» TASK: Set down every entry word for word. Omit the pictures.
** BEGIN PROVIDED ENTRIES **
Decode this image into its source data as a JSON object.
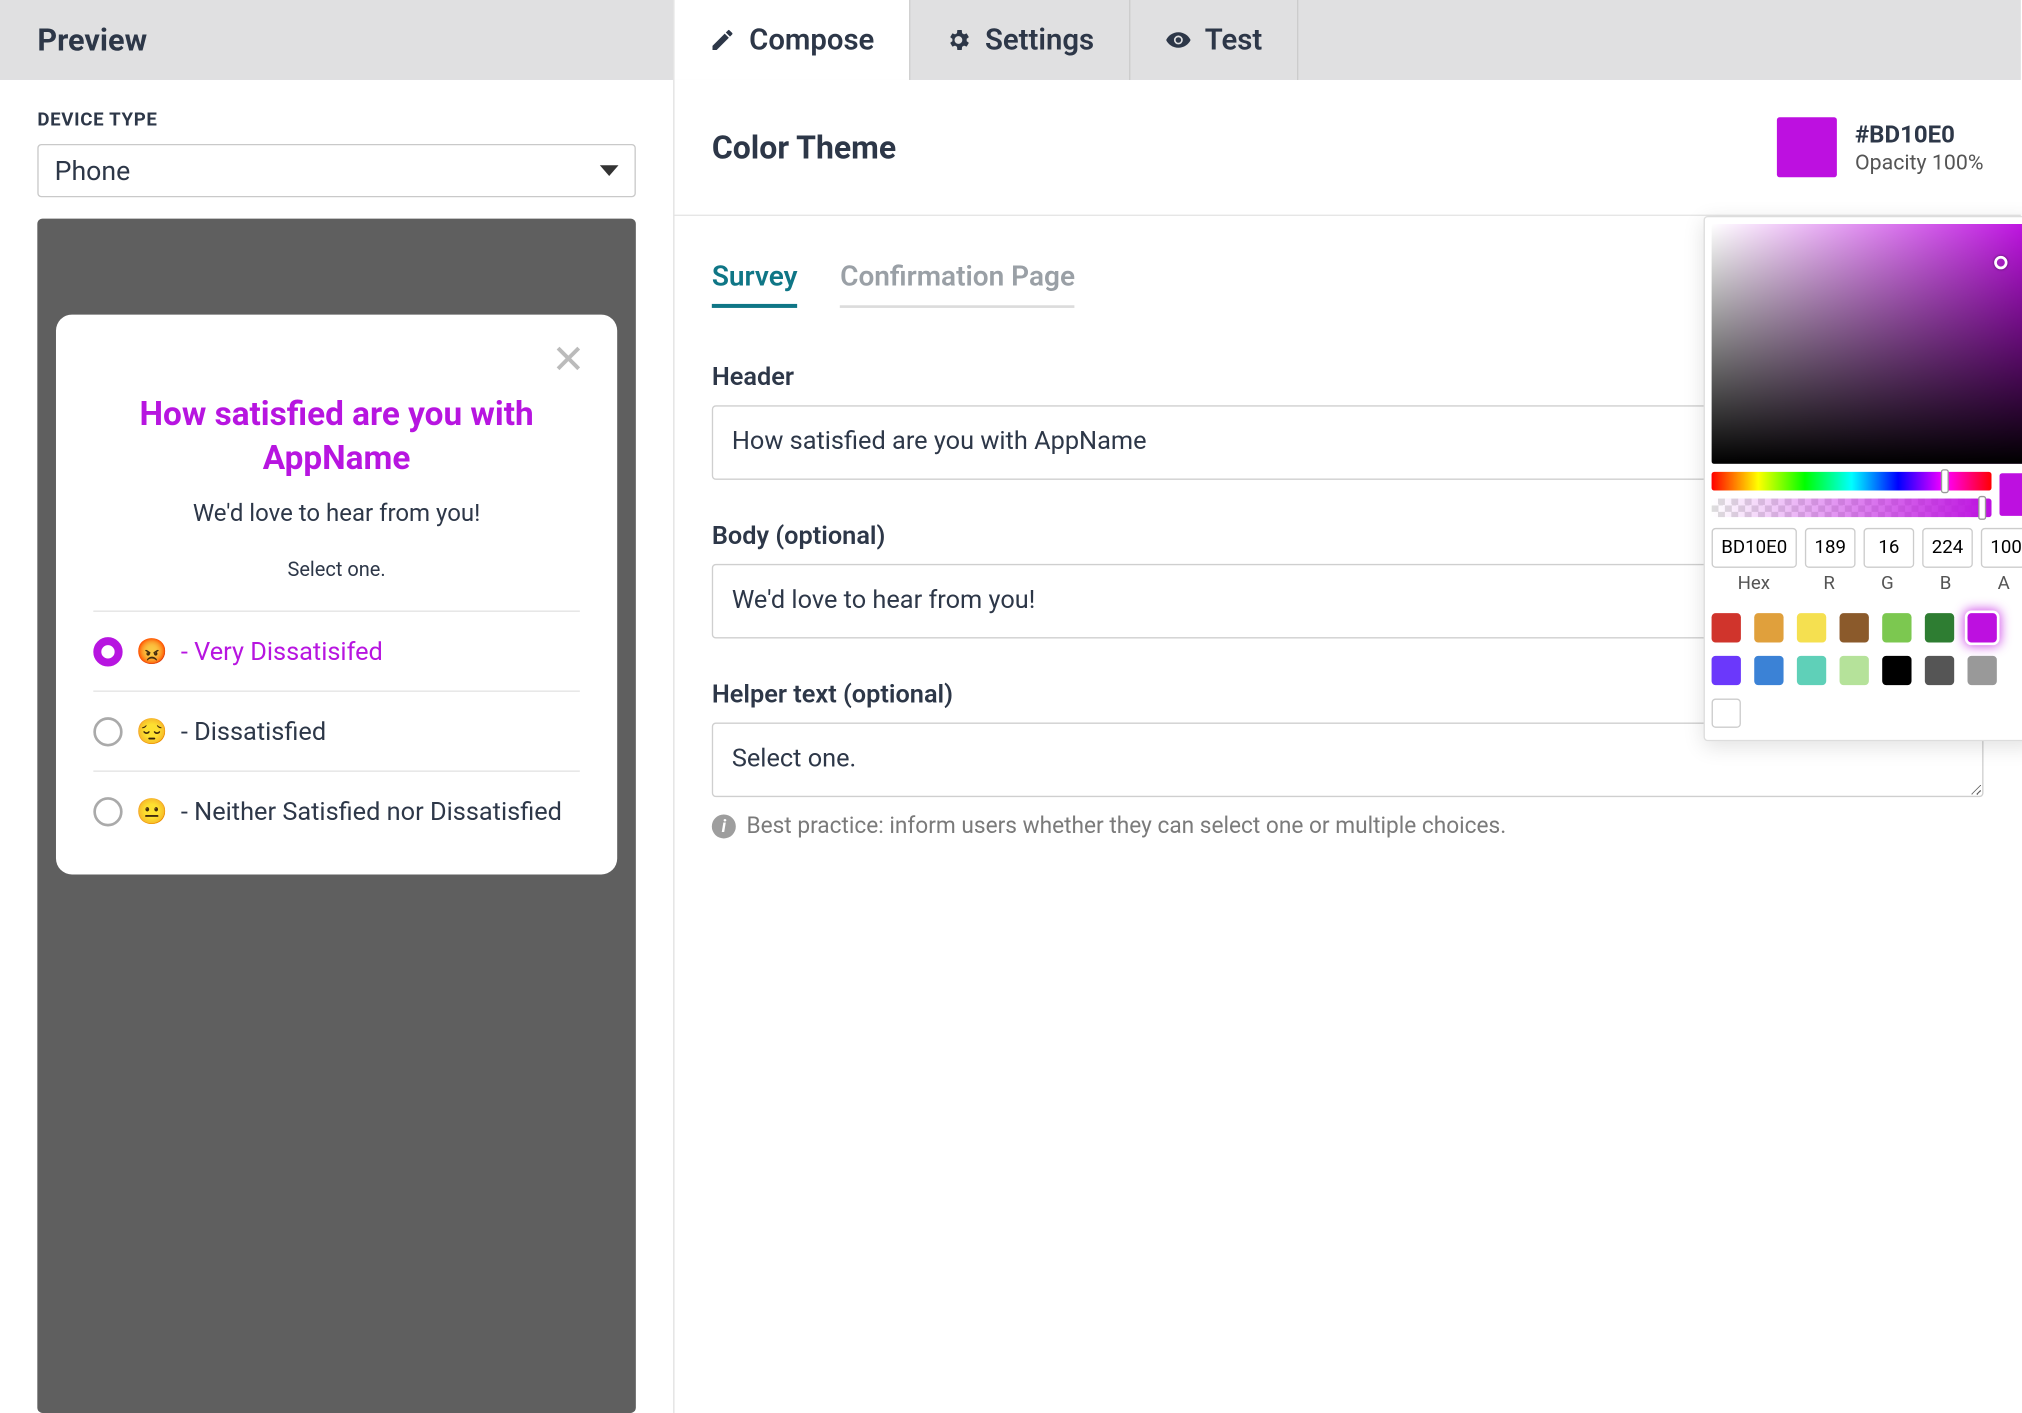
{
  "preview": {
    "title": "Preview",
    "device_type_label": "DEVICE TYPE",
    "device_type_value": "Phone"
  },
  "survey_preview": {
    "title": "How satisfied are you with AppName",
    "body": "We'd love to hear from you!",
    "helper": "Select one.",
    "options": [
      {
        "emoji": "😡",
        "label": "- Very Dissatisifed",
        "selected": true
      },
      {
        "emoji": "😔",
        "label": "- Dissatisfied",
        "selected": false
      },
      {
        "emoji": "😐",
        "label": "- Neither Satisfied nor Dissatisfied",
        "selected": false
      }
    ]
  },
  "tabs": {
    "compose": "Compose",
    "settings": "Settings",
    "test": "Test"
  },
  "color_theme": {
    "title": "Color Theme",
    "hex": "#BD10E0",
    "opacity": "Opacity 100%"
  },
  "subtabs": {
    "survey": "Survey",
    "confirmation": "Confirmation Page"
  },
  "form": {
    "header_label": "Header",
    "header_value": "How satisfied are you with AppName",
    "body_label": "Body (optional)",
    "body_value": "We'd love to hear from you!",
    "helper_label": "Helper text (optional)",
    "helper_value": "Select one.",
    "best_practice": "Best practice: inform users whether they can select one or multiple choices."
  },
  "picker": {
    "hex": "BD10E0",
    "r": "189",
    "g": "16",
    "b": "224",
    "a": "100",
    "hex_label": "Hex",
    "r_label": "R",
    "g_label": "G",
    "b_label": "B",
    "a_label": "A",
    "swatches": [
      "#d0342c",
      "#e0a03c",
      "#f5e050",
      "#8b5a2b",
      "#7cc850",
      "#2e7d32",
      "#bd10e0",
      "#6b38fb",
      "#3b82d6",
      "#5fd0b8",
      "#b5e29a",
      "#000000",
      "#555555",
      "#999999",
      "#ffffff"
    ]
  }
}
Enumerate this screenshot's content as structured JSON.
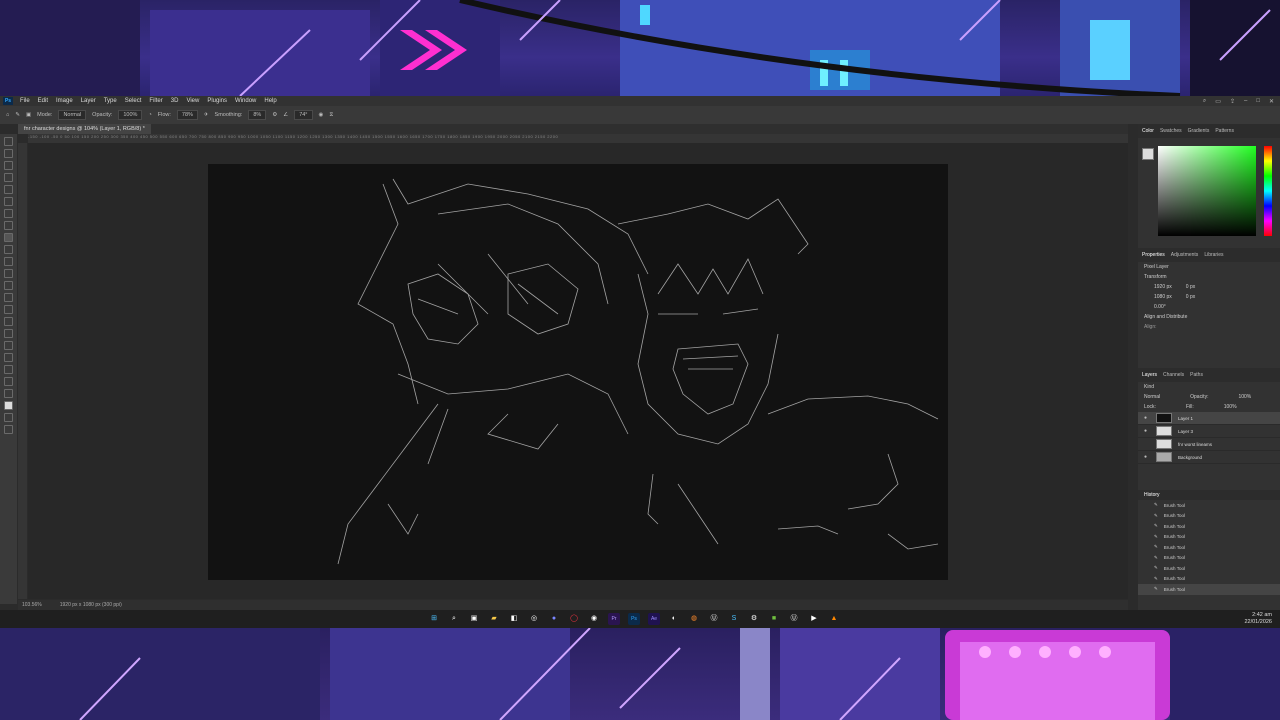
{
  "menubar": {
    "items": [
      "File",
      "Edit",
      "Image",
      "Layer",
      "Type",
      "Select",
      "Filter",
      "3D",
      "View",
      "Plugins",
      "Window",
      "Help"
    ]
  },
  "options": {
    "mode_label": "Mode:",
    "mode_value": "Normal",
    "opacity_label": "Opacity:",
    "opacity_value": "100%",
    "flow_label": "Flow:",
    "flow_value": "78%",
    "smoothing_label": "Smoothing:",
    "smoothing_value": "8%",
    "angle_value": "74°"
  },
  "document": {
    "tab_title": "fnr character designs @ 104% (Layer 1, RGB/8) *"
  },
  "ruler_ticks": "-150 -100 -50 0 50 100 150 200 250 300 350 400 450 500 550 600 650 700 750 800 850 900 950 1000 1050 1100 1150 1200 1250 1300 1350 1400 1450 1500 1550 1600 1650 1700 1750 1800 1850 1900 1950 2000 2050 2100 2150 2200",
  "status": {
    "zoom": "103.56%",
    "size": "1920 px x 1080 px (300 ppi)"
  },
  "color_panel": {
    "tabs": [
      "Color",
      "Swatches",
      "Gradients",
      "Patterns"
    ]
  },
  "properties_panel": {
    "tabs": [
      "Properties",
      "Adjustments",
      "Libraries"
    ],
    "kind": "Pixel Layer",
    "transform_label": "Transform",
    "w": "1920 px",
    "h": "1080 px",
    "x": "0 px",
    "y": "0 px",
    "angle": "0.00°",
    "align_label": "Align and Distribute",
    "align_sub": "Align:"
  },
  "layers_panel": {
    "tabs": [
      "Layers",
      "Channels",
      "Paths"
    ],
    "kind": "Kind",
    "blend": "Normal",
    "opacity_label": "Opacity:",
    "opacity": "100%",
    "lock_label": "Lock:",
    "fill_label": "Fill:",
    "fill": "100%",
    "layers": [
      {
        "name": "Layer 1",
        "selected": true
      },
      {
        "name": "Layer 3",
        "selected": false
      },
      {
        "name": "fnr worst lineams",
        "selected": false
      },
      {
        "name": "Background",
        "selected": false
      }
    ]
  },
  "history_panel": {
    "title": "History",
    "items": [
      "Brush Tool",
      "Brush Tool",
      "Brush Tool",
      "Brush Tool",
      "Brush Tool",
      "Brush Tool",
      "Brush Tool",
      "Brush Tool",
      "Brush Tool"
    ]
  },
  "taskbar": {
    "time": "2:42 am",
    "date": "22/01/2026"
  }
}
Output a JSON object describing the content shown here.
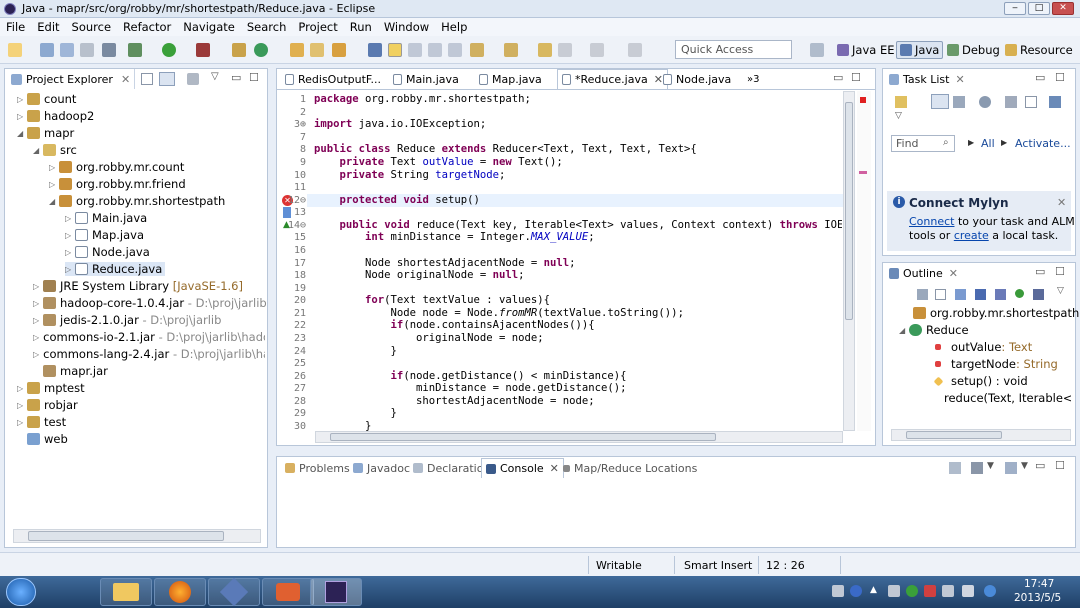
** END PROVIDED ENTRIES **
» ANSWER TO THIS PROBLEM:
Decode this image into its source data as a JSON object.
{
  "preview": {
    "title": "Preview",
    "device_type_label": "DEVICE TYPE",
    "device_type_value": "Phone"
  },
  "survey_preview": {
    "title": "How satisfied are you with AppName",
    "body": "We'd love to hear from you!",
    "helper": "Select one.",
    "options": [
      {
        "emoji": "😡",
        "label": "- Very Dissatisifed",
        "selected": true
      },
      {
        "emoji": "😔",
        "label": "- Dissatisfied",
        "selected": false
      },
      {
        "emoji": "😐",
        "label": "- Neither Satisfied nor Dissatisfied",
        "selected": false
      }
    ]
  },
  "tabs": {
    "compose": "Compose",
    "settings": "Settings",
    "test": "Test"
  },
  "color_theme": {
    "title": "Color Theme",
    "hex": "#BD10E0",
    "opacity": "Opacity 100%"
  },
  "subtabs": {
    "survey": "Survey",
    "confirmation": "Confirmation Page"
  },
  "form": {
    "header_label": "Header",
    "header_value": "How satisfied are you with AppName",
    "body_label": "Body (optional)",
    "body_value": "We'd love to hear from you!",
    "helper_label": "Helper text (optional)",
    "helper_value": "Select one.",
    "best_practice": "Best practice: inform users whether they can select one or multiple choices."
  },
  "picker": {
    "hex": "BD10E0",
    "r": "189",
    "g": "16",
    "b": "224",
    "a": "100",
    "hex_label": "Hex",
    "r_label": "R",
    "g_label": "G",
    "b_label": "B",
    "a_label": "A",
    "swatches": [
      "#d0342c",
      "#e0a03c",
      "#f5e050",
      "#8b5a2b",
      "#7cc850",
      "#2e7d32",
      "#bd10e0",
      "#6b38fb",
      "#3b82d6",
      "#5fd0b8",
      "#b5e29a",
      "#000000",
      "#555555",
      "#999999",
      "#ffffff"
    ]
  }
}
Enumerate this screenshot's content as structured JSON.
{
  "menubar": {
    "items": [
      "File",
      "Edit",
      "Image",
      "Layer",
      "Type",
      "Select",
      "Filter",
      "3D",
      "View",
      "Plugins",
      "Window",
      "Help"
    ]
  },
  "options": {
    "mode_label": "Mode:",
    "mode_value": "Normal",
    "opacity_label": "Opacity:",
    "opacity_value": "100%",
    "flow_label": "Flow:",
    "flow_value": "78%",
    "smoothing_label": "Smoothing:",
    "smoothing_value": "8%",
    "angle_value": "74°"
  },
  "document": {
    "tab_title": "fnr character designs @ 104% (Layer 1, RGB/8) *"
  },
  "ruler_ticks": "-150 -100 -50 0 50 100 150 200 250 300 350 400 450 500 550 600 650 700 750 800 850 900 950 1000 1050 1100 1150 1200 1250 1300 1350 1400 1450 1500 1550 1600 1650 1700 1750 1800 1850 1900 1950 2000 2050 2100 2150 2200",
  "status": {
    "zoom": "103.56%",
    "size": "1920 px x 1080 px (300 ppi)"
  },
  "color_panel": {
    "tabs": [
      "Color",
      "Swatches",
      "Gradients",
      "Patterns"
    ]
  },
  "properties_panel": {
    "tabs": [
      "Properties",
      "Adjustments",
      "Libraries"
    ],
    "kind": "Pixel Layer",
    "transform_label": "Transform",
    "w": "1920 px",
    "h": "1080 px",
    "x": "0 px",
    "y": "0 px",
    "angle": "0.00°",
    "align_label": "Align and Distribute",
    "align_sub": "Align:"
  },
  "layers_panel": {
    "tabs": [
      "Layers",
      "Channels",
      "Paths"
    ],
    "kind": "Kind",
    "blend": "Normal",
    "opacity_label": "Opacity:",
    "opacity": "100%",
    "lock_label": "Lock:",
    "fill_label": "Fill:",
    "fill": "100%",
    "layers": [
      {
        "name": "Layer 1",
        "selected": true
      },
      {
        "name": "Layer 3",
        "selected": false
      },
      {
        "name": "fnr worst lineams",
        "selected": false
      },
      {
        "name": "Background",
        "selected": false
      }
    ]
  },
  "history_panel": {
    "title": "History",
    "items": [
      "Brush Tool",
      "Brush Tool",
      "Brush Tool",
      "Brush Tool",
      "Brush Tool",
      "Brush Tool",
      "Brush Tool",
      "Brush Tool",
      "Brush Tool"
    ]
  },
  "taskbar": {
    "time": "2:42 am",
    "date": "22/01/2026"
  }
}
Output a JSON object describing the content shown here.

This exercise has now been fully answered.